▶ _SOURCE_
================
En tant qu’institution, non. En tout cas, pas à la Grande loge de France, qui n’est pas un lobby, ni un syndicat, ni un parti politique qui viendrait se mettre à côté des autres pour réclamer telle ou telle avancée. Les francs-maçons ont des idéaux à défendre, des principes à faire respecter. Nous nous sommes retrouvés toutes les Grandes obédiences confondues c’est-à-dire le Grand Orient de France, la Grande loge féminine, les Droits humains et un peu la GNLF pour défendre la notion de laïcité et la loi de 1905, qui préconise la séparation de l’église et de l’État. Il faut être intraitable sur la liberté de culte, sur la liberté de pensée, sur le droit d’avoir, et de ne pas avoir une religion. Sur ces éléments, nous nous retrouvons et la franc-maçonnerie a des choses à dire. En revanche, sur tout le reste des questions, ce n’est pas la franc-maçonnerie qui est pertinente. Ce sont les francs-maçons. C’est la franc-maçonnerie qui permet de devenir meilleur, de mieux comprendre les autres et de mieux travailler ensemble. Ensuite, c’est à chacun, ayant profité des améliorations et des progrès qu’il peut faire, d’agir dans son environnement proche pour que les choses aillent mieux. À titre personnel, donner du sens aux 80 ans qu’on va vivre, permettre à la famille dans laquelle on se trouve et qu’on a fondée de donner du sens à son existence, passer des valeurs à travers l’éducation, la famille et les actions, ou encore permettre à son environnement proche, par son attitude et son comportement, de vivre mieux, etc. Tout cela est intemporel. C’était vrai hier et c’est vrai aujourd’hui. Dans ce contexte, la franc-maçonnerie a sa raison d’être.

À vous entendre, on comprend que la loge maçonnique ne doit pas être une bulle qui nous coupe de la réalité extérieure ?

La loge est un lieu de ressourcement. C’est le lieu où on vient réfléchir aux vérités premières, où l’on reprend les principes initiatiques. En se confrontant aux autres, on progresse soi-même. Cela doit se passer entre nous.

Lors de votre passage à La Réunion, à Maurice et à Madagascar, est-ce que vous encouragez les francs-maçons à s’engager ?

Cela fait partie de mon discours. Il faut mener de front les deux objectifs : réfléchir, travailler sur soi, s’améliorer et devenir meilleur vise à mieux comprendre ce que l’on est. Deuxièmement, lorsqu’on franchit le temple, il faut être exemplaire dans le monde.

Que diriez-vous à une personne pour l’encourager à être franc-maçon ?
================
▶ _DONNÉES ENREGISTRÉES_
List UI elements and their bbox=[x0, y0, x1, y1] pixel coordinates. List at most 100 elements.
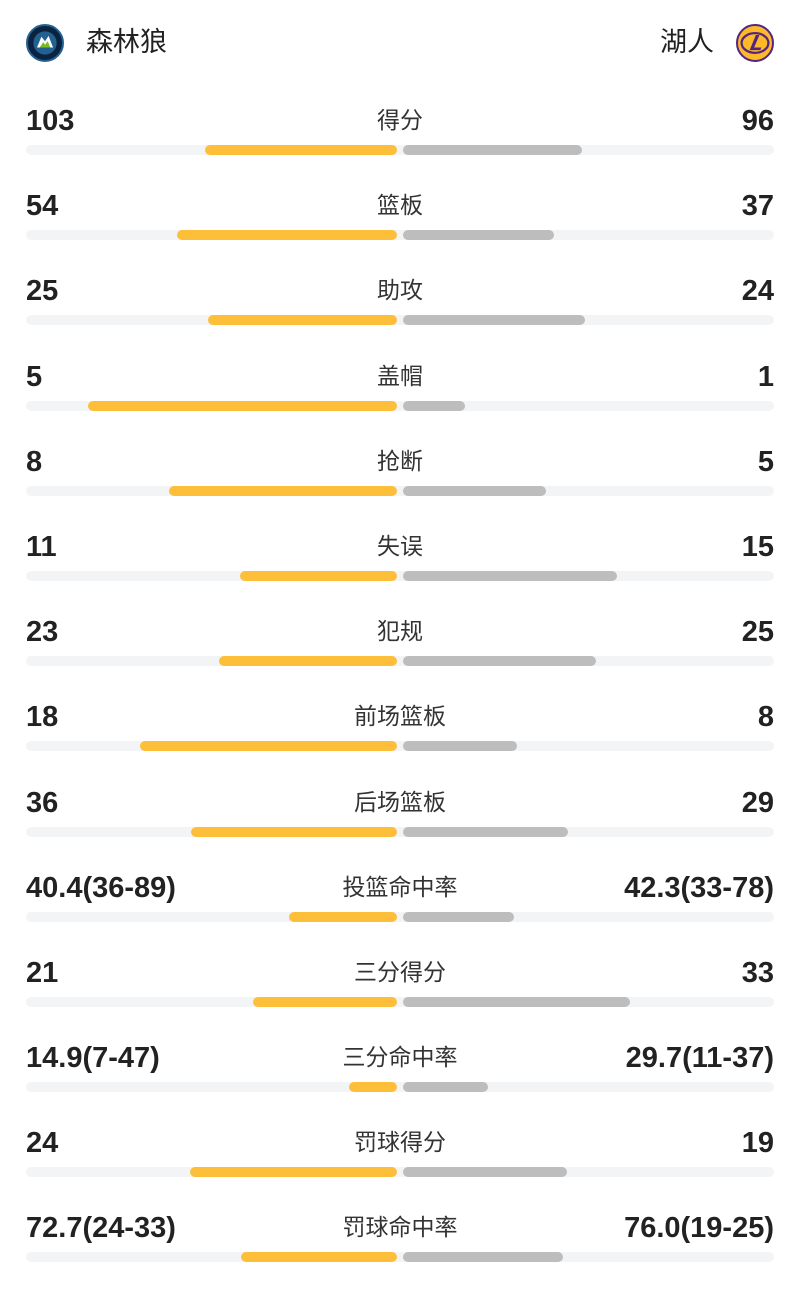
================
▶ _PROBLÈME POSÉ_
Modifiez le passage de l'entretien sur la franc-maçonnerie qui s'ouvre sur les mots contenant « Lors de votre » et se clôt sur « dans le monde. » : réécrivez-le en substituant « irréprochable » à « exemplaire ».

▶ _RÉPONSE COMPLÈTE_
Lors de votre passage à La Réunion, à Maurice et à Madagascar, est-ce que vous encouragez les francs-maçons à s’engager ?

Cela fait partie de mon discours. Il faut mener de front les deux objectifs : réfléchir, travailler sur soi, s’améliorer et devenir meilleur vise à mieux comprendre ce que l’on est. Deuxièmement, lorsqu’on franchit le temple, il faut être irréprochable dans le monde.